**Items from a data source**

__________________________________________________

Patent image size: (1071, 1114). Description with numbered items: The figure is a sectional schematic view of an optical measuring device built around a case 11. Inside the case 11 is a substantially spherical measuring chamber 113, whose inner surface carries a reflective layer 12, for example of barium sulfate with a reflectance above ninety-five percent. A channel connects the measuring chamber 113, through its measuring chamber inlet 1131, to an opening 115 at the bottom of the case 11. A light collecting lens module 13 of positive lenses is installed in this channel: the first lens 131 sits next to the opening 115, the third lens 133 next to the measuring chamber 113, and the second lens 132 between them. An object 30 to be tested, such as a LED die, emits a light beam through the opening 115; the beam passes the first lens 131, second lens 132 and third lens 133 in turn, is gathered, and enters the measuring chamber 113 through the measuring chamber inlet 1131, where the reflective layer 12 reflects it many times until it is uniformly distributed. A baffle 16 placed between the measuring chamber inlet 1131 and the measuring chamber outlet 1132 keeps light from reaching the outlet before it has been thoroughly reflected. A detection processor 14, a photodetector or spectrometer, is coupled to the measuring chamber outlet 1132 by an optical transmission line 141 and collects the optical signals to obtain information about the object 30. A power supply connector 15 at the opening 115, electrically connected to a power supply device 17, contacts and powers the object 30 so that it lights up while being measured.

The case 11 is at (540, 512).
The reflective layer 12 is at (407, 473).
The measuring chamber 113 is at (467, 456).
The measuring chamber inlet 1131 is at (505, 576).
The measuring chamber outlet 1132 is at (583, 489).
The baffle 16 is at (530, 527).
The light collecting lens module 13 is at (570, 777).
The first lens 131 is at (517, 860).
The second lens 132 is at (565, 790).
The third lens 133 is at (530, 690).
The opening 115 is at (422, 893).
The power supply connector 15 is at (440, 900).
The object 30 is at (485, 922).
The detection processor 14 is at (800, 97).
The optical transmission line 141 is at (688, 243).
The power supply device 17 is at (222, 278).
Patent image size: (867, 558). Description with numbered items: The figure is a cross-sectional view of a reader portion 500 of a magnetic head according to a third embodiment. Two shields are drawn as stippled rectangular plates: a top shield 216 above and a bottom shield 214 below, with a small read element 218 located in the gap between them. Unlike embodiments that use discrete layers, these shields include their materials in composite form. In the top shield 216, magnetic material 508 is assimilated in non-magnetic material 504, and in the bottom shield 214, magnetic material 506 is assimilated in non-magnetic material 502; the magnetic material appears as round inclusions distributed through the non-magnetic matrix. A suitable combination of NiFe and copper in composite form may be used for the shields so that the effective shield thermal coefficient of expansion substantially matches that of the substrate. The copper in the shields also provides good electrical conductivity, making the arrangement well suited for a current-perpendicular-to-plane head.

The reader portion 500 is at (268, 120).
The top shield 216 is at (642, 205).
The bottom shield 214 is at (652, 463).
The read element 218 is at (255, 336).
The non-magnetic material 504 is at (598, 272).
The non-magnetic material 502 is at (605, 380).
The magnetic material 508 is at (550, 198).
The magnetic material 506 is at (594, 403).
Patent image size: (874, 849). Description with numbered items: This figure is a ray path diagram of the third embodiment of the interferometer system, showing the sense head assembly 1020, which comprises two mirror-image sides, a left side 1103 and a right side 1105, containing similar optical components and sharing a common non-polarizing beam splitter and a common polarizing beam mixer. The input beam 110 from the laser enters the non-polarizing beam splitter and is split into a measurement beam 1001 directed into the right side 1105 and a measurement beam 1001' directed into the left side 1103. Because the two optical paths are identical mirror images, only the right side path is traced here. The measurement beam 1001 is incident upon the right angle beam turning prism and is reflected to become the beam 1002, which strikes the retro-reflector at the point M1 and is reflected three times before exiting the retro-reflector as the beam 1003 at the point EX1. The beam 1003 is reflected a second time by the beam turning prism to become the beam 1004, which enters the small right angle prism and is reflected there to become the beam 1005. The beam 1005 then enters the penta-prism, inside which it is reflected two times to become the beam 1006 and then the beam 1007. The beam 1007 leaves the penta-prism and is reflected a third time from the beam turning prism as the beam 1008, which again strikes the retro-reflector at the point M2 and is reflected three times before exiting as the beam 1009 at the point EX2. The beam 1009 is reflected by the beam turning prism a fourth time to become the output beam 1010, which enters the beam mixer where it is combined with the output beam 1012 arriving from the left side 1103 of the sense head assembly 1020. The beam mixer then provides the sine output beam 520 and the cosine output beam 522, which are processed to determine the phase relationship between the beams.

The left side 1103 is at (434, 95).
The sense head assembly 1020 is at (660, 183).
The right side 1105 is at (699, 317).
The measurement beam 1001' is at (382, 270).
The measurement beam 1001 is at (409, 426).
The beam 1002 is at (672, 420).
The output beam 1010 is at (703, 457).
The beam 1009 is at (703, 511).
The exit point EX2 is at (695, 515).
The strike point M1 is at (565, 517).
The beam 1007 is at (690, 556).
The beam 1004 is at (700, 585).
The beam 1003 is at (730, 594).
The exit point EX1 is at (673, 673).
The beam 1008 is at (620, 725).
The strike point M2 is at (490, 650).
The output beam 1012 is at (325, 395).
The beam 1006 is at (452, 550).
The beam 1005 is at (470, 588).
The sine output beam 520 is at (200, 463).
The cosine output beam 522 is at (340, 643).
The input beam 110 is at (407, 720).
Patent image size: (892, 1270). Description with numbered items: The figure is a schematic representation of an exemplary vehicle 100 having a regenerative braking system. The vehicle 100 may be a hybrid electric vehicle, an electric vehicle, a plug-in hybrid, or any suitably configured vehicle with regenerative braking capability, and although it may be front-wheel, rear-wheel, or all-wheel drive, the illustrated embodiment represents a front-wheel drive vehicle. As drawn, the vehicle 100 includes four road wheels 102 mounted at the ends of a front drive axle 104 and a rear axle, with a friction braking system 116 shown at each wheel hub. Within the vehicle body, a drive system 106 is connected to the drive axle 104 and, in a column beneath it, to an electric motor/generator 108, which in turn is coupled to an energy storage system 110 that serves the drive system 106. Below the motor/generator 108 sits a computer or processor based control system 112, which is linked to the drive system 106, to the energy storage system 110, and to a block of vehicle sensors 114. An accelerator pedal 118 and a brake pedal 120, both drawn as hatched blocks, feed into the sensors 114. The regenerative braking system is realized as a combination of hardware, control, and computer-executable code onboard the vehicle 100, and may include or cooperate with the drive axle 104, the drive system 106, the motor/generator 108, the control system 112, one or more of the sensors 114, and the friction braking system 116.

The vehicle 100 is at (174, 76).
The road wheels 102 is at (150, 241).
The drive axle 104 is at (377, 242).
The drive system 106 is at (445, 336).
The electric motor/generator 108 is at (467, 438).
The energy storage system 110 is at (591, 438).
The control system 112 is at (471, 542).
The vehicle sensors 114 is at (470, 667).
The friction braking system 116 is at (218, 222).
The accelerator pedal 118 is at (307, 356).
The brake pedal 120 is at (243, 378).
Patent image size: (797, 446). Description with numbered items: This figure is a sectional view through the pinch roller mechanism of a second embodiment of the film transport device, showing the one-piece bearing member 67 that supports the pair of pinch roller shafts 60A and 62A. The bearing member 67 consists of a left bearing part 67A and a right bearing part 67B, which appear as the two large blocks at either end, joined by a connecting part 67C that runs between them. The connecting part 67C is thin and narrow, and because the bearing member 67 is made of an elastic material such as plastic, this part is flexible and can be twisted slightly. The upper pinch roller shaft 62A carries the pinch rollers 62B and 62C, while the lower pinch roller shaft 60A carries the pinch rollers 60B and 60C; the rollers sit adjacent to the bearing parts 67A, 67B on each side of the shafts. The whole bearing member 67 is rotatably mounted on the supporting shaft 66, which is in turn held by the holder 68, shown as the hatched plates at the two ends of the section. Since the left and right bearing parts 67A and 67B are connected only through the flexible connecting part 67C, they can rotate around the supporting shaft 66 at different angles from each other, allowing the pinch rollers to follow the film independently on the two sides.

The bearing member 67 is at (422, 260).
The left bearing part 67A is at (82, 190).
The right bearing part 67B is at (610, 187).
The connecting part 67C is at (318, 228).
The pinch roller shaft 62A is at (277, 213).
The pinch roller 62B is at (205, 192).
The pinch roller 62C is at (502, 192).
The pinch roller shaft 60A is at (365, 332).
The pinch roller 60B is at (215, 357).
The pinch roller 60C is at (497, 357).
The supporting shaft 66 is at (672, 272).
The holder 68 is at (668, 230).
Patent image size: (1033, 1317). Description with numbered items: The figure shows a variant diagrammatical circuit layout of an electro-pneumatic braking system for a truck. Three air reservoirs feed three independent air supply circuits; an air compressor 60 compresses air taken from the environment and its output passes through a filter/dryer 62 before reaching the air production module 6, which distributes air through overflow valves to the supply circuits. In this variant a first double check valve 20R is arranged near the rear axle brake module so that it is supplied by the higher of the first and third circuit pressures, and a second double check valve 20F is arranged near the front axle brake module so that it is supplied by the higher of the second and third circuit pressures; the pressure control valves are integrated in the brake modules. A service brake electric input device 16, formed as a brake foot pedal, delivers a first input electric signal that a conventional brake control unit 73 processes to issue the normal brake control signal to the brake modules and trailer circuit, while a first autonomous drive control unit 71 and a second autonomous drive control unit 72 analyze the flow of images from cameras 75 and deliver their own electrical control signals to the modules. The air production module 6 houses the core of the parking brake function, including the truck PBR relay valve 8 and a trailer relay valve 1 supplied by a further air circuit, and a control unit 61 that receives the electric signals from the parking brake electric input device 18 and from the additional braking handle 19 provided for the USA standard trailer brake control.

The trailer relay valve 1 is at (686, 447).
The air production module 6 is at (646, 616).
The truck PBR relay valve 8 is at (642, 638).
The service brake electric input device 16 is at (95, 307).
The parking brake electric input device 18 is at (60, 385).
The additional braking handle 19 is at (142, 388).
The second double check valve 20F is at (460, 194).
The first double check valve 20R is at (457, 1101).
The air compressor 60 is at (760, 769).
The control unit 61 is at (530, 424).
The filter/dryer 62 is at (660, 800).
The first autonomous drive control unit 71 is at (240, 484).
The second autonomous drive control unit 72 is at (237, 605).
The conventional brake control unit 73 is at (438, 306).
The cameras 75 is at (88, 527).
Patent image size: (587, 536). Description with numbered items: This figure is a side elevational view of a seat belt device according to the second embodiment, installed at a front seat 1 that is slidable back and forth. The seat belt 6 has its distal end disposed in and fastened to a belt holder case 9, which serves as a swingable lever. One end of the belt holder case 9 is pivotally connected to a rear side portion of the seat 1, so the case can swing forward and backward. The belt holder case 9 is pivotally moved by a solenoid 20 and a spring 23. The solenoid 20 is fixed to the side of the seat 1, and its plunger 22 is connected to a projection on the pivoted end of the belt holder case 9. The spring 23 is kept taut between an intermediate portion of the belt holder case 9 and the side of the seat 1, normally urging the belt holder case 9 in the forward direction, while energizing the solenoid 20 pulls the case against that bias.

__________________________________________________

Retype everything in the records from the line containing "Patent image size: (874, 849)." down to the line containing "The right side 1105 is at (699, 317).", including both of those lines.

Patent image size: (874, 849). Description with numbered items: This figure is a ray path diagram of the third embodiment of the interferometer system, showing the sense head assembly 1020, which comprises two mirror-image sides, a left side 1103 and a right side 1105, containing similar optical components and sharing a common non-polarizing beam splitter and a common polarizing beam mixer. The input beam 110 from the laser enters the non-polarizing beam splitter and is split into a measurement beam 1001 directed into the right side 1105 and a measurement beam 1001' directed into the left side 1103. Because the two optical paths are identical mirror images, only the right side path is traced here. The measurement beam 1001 is incident upon the right angle beam turning prism and is reflected to become the beam 1002, which strikes the retro-reflector at the point M1 and is reflected three times before exiting the retro-reflector as the beam 1003 at the point EX1. The beam 1003 is reflected a second time by the beam turning prism to become the beam 1004, which enters the small right angle prism and is reflected there to become the beam 1005. The beam 1005 then enters the penta-prism, inside which it is reflected two times to become the beam 1006 and then the beam 1007. The beam 1007 leaves the penta-prism and is reflected a third time from the beam turning prism as the beam 1008, which again strikes the retro-reflector at the point M2 and is reflected three times before exiting as the beam 1009 at the point EX2. The beam 1009 is reflected by the beam turning prism a fourth time to become the output beam 1010, which enters the beam mixer where it is combined with the output beam 1012 arriving from the left side 1103 of the sense head assembly 1020. The beam mixer then provides the sine output beam 520 and the cosine output beam 522, which are processed to determine the phase relationship between the beams.

The left side 1103 is at (434, 95).
The sense head assembly 1020 is at (660, 183).
The right side 1105 is at (699, 317).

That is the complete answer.